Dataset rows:
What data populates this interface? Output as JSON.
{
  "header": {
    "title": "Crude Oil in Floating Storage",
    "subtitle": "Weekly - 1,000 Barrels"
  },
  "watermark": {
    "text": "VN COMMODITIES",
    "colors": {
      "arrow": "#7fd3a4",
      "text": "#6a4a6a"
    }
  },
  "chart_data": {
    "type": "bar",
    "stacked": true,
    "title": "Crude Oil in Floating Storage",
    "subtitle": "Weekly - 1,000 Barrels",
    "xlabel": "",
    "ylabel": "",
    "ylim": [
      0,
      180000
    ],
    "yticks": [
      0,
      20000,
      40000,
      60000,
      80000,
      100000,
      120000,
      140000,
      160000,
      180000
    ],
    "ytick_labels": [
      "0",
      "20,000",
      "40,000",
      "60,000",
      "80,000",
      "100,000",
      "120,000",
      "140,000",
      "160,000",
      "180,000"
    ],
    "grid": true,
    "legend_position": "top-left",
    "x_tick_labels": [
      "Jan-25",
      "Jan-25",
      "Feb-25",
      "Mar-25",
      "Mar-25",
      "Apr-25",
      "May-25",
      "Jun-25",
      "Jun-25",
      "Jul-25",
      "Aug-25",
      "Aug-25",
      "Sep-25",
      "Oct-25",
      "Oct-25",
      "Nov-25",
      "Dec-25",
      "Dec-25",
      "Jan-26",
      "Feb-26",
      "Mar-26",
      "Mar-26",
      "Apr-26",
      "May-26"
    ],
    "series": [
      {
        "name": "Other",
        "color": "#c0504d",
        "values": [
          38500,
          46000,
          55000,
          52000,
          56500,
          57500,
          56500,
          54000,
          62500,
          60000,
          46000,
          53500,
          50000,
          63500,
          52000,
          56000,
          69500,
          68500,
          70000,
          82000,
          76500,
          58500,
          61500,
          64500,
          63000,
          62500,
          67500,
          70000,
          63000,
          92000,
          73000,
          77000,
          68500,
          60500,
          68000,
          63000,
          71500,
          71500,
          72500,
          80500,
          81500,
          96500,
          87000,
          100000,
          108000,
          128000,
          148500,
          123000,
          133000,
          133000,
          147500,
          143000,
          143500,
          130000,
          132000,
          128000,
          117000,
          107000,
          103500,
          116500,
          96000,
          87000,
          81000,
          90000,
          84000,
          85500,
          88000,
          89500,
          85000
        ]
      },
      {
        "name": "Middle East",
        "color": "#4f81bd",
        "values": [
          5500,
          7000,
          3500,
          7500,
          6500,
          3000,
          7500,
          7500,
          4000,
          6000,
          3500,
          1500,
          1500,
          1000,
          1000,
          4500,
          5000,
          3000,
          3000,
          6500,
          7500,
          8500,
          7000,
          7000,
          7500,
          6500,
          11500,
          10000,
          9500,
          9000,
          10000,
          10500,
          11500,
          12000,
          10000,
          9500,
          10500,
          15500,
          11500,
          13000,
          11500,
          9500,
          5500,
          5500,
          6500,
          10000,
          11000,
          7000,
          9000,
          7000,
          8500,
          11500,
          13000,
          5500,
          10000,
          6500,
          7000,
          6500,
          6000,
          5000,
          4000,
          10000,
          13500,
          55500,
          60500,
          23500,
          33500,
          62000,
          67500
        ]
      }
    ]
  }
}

What to produce - Collect, from the material above, every line containing the word "Barrels".

The solution -
    "subtitle": "Weekly - 1,000 Barrels"
    "subtitle": "Weekly - 1,000 Barrels",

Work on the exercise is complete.